Transcribe the data in full and exactly, omitting any pictures.

··· MATERIAL ···

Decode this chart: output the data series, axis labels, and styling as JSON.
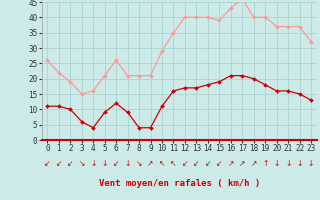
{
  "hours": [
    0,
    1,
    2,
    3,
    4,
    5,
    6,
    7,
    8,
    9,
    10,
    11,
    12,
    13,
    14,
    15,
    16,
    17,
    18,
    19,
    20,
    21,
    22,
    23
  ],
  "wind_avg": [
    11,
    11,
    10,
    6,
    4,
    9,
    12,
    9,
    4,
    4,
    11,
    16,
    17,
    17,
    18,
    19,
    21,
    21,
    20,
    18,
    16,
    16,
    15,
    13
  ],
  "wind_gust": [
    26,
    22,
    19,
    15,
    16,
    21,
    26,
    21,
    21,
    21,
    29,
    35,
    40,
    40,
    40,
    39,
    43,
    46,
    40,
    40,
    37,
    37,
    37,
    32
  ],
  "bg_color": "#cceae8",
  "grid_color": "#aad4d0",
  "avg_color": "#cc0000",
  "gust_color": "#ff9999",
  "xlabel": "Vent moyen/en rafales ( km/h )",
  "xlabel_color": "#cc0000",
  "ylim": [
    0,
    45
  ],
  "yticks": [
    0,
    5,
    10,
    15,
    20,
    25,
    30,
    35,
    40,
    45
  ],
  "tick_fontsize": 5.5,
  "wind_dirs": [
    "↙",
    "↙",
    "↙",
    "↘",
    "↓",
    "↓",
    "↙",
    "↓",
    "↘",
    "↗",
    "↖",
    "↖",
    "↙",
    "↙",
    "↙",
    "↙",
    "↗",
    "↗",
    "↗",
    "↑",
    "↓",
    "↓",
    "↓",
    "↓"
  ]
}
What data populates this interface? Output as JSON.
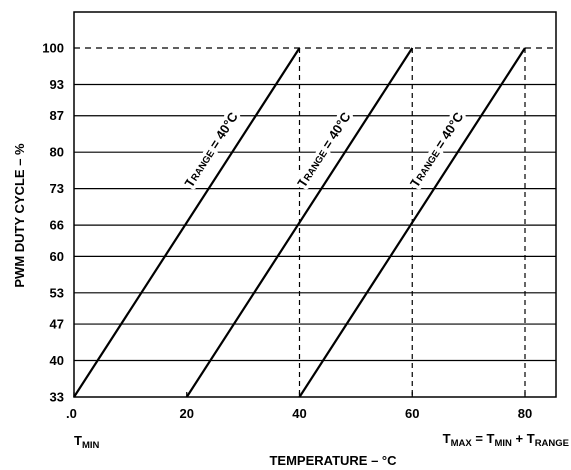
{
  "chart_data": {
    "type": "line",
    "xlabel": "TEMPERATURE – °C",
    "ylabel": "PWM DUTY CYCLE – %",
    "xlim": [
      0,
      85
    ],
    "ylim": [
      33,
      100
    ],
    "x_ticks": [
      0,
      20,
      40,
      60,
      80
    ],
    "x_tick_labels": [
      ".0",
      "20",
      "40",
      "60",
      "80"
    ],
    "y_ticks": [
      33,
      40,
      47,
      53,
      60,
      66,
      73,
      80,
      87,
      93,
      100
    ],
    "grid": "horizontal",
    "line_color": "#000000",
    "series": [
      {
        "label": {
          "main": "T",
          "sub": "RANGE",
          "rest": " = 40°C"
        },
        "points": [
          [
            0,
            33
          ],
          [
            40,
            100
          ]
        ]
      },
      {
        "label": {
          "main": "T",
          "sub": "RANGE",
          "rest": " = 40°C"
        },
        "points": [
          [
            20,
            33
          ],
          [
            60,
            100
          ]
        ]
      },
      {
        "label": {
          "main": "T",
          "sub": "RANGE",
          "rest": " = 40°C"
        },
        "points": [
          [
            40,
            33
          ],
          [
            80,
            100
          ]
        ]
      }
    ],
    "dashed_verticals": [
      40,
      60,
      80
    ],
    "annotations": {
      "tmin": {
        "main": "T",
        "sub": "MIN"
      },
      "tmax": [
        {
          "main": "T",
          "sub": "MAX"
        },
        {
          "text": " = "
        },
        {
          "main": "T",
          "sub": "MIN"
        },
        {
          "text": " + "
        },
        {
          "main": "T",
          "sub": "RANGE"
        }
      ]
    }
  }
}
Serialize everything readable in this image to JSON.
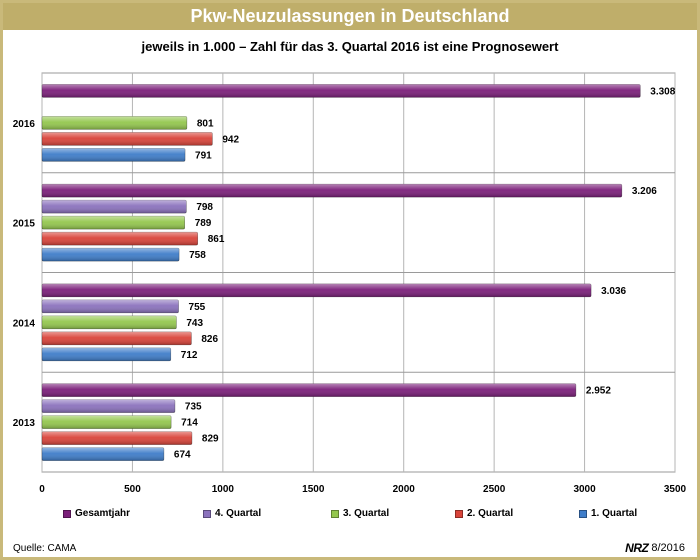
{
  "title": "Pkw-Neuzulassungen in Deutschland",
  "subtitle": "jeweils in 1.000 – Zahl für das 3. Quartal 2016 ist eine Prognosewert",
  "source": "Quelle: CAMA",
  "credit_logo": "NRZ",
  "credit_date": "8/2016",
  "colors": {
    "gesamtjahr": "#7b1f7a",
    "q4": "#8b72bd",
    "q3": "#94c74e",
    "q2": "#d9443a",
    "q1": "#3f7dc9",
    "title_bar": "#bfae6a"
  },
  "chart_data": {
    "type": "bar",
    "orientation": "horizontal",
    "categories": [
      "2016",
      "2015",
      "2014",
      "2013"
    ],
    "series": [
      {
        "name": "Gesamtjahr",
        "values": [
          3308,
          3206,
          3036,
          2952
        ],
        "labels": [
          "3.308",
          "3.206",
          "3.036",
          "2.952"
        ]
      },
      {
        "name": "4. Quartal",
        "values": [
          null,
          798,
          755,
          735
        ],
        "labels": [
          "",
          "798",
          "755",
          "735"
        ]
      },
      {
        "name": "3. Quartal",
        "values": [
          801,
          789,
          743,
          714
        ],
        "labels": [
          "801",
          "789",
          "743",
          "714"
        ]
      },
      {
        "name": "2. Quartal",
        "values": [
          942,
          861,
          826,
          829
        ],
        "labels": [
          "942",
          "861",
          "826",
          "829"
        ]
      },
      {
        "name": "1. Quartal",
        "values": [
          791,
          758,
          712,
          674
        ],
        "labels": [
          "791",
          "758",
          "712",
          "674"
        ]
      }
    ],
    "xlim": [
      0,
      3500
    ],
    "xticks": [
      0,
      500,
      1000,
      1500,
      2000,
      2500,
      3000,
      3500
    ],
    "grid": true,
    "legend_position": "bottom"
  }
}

···

# [ANSWER TO THE EXERCISE]
Decode this chart: output the data series, axis labels, and styling as JSON.
{
  "hours": [
    0,
    1,
    2,
    3,
    4,
    5,
    6,
    7,
    8,
    9,
    10,
    11,
    12,
    13,
    14,
    15,
    16,
    17,
    18,
    19,
    20,
    21,
    22,
    23
  ],
  "wind_avg": [
    11,
    11,
    10,
    6,
    4,
    9,
    12,
    9,
    4,
    4,
    11,
    16,
    17,
    17,
    18,
    19,
    21,
    21,
    20,
    18,
    16,
    16,
    15,
    13
  ],
  "wind_gust": [
    26,
    22,
    19,
    15,
    16,
    21,
    26,
    21,
    21,
    21,
    29,
    35,
    40,
    40,
    40,
    39,
    43,
    46,
    40,
    40,
    37,
    37,
    37,
    32
  ],
  "bg_color": "#cceae8",
  "grid_color": "#aad4d0",
  "avg_color": "#cc0000",
  "gust_color": "#ff9999",
  "xlabel": "Vent moyen/en rafales ( km/h )",
  "xlabel_color": "#cc0000",
  "ylim": [
    0,
    45
  ],
  "yticks": [
    0,
    5,
    10,
    15,
    20,
    25,
    30,
    35,
    40,
    45
  ],
  "tick_fontsize": 5.5,
  "wind_dirs": [
    "↙",
    "↙",
    "↙",
    "↘",
    "↓",
    "↓",
    "↙",
    "↓",
    "↘",
    "↗",
    "↖",
    "↖",
    "↙",
    "↙",
    "↙",
    "↙",
    "↗",
    "↗",
    "↗",
    "↑",
    "↓",
    "↓",
    "↓",
    "↓"
  ]
}
What data populates this interface? Output as JSON.
{
  "chart_data": {
    "type": "line",
    "xlabel": "TEMPERATURE – °C",
    "ylabel": "PWM DUTY CYCLE – %",
    "xlim": [
      0,
      85
    ],
    "ylim": [
      33,
      100
    ],
    "x_ticks": [
      0,
      20,
      40,
      60,
      80
    ],
    "x_tick_labels": [
      ".0",
      "20",
      "40",
      "60",
      "80"
    ],
    "y_ticks": [
      33,
      40,
      47,
      53,
      60,
      66,
      73,
      80,
      87,
      93,
      100
    ],
    "grid": "horizontal",
    "line_color": "#000000",
    "series": [
      {
        "label": {
          "main": "T",
          "sub": "RANGE",
          "rest": " = 40°C"
        },
        "points": [
          [
            0,
            33
          ],
          [
            40,
            100
          ]
        ]
      },
      {
        "label": {
          "main": "T",
          "sub": "RANGE",
          "rest": " = 40°C"
        },
        "points": [
          [
            20,
            33
          ],
          [
            60,
            100
          ]
        ]
      },
      {
        "label": {
          "main": "T",
          "sub": "RANGE",
          "rest": " = 40°C"
        },
        "points": [
          [
            40,
            33
          ],
          [
            80,
            100
          ]
        ]
      }
    ],
    "dashed_verticals": [
      40,
      60,
      80
    ],
    "annotations": {
      "tmin": {
        "main": "T",
        "sub": "MIN"
      },
      "tmax": [
        {
          "main": "T",
          "sub": "MAX"
        },
        {
          "text": " = "
        },
        {
          "main": "T",
          "sub": "MIN"
        },
        {
          "text": " + "
        },
        {
          "main": "T",
          "sub": "RANGE"
        }
      ]
    }
  }
}
Serialize everything readable in this image to JSON.
{
  "title": "Pkw-Neuzulassungen in Deutschland",
  "subtitle": "jeweils in 1.000 – Zahl für das 3. Quartal 2016 ist eine Prognosewert",
  "source": "Quelle: CAMA",
  "credit_logo": "NRZ",
  "credit_date": "8/2016",
  "colors": {
    "gesamtjahr": "#7b1f7a",
    "q4": "#8b72bd",
    "q3": "#94c74e",
    "q2": "#d9443a",
    "q1": "#3f7dc9",
    "title_bar": "#bfae6a"
  },
  "chart_data": {
    "type": "bar",
    "orientation": "horizontal",
    "categories": [
      "2016",
      "2015",
      "2014",
      "2013"
    ],
    "series": [
      {
        "name": "Gesamtjahr",
        "values": [
          3308,
          3206,
          3036,
          2952
        ],
        "labels": [
          "3.308",
          "3.206",
          "3.036",
          "2.952"
        ]
      },
      {
        "name": "4. Quartal",
        "values": [
          null,
          798,
          755,
          735
        ],
        "labels": [
          "",
          "798",
          "755",
          "735"
        ]
      },
      {
        "name": "3. Quartal",
        "values": [
          801,
          789,
          743,
          714
        ],
        "labels": [
          "801",
          "789",
          "743",
          "714"
        ]
      },
      {
        "name": "2. Quartal",
        "values": [
          942,
          861,
          826,
          829
        ],
        "labels": [
          "942",
          "861",
          "826",
          "829"
        ]
      },
      {
        "name": "1. Quartal",
        "values": [
          791,
          758,
          712,
          674
        ],
        "labels": [
          "791",
          "758",
          "712",
          "674"
        ]
      }
    ],
    "xlim": [
      0,
      3500
    ],
    "xticks": [
      0,
      500,
      1000,
      1500,
      2000,
      2500,
      3000,
      3500
    ],
    "grid": true,
    "legend_position": "bottom"
  }
}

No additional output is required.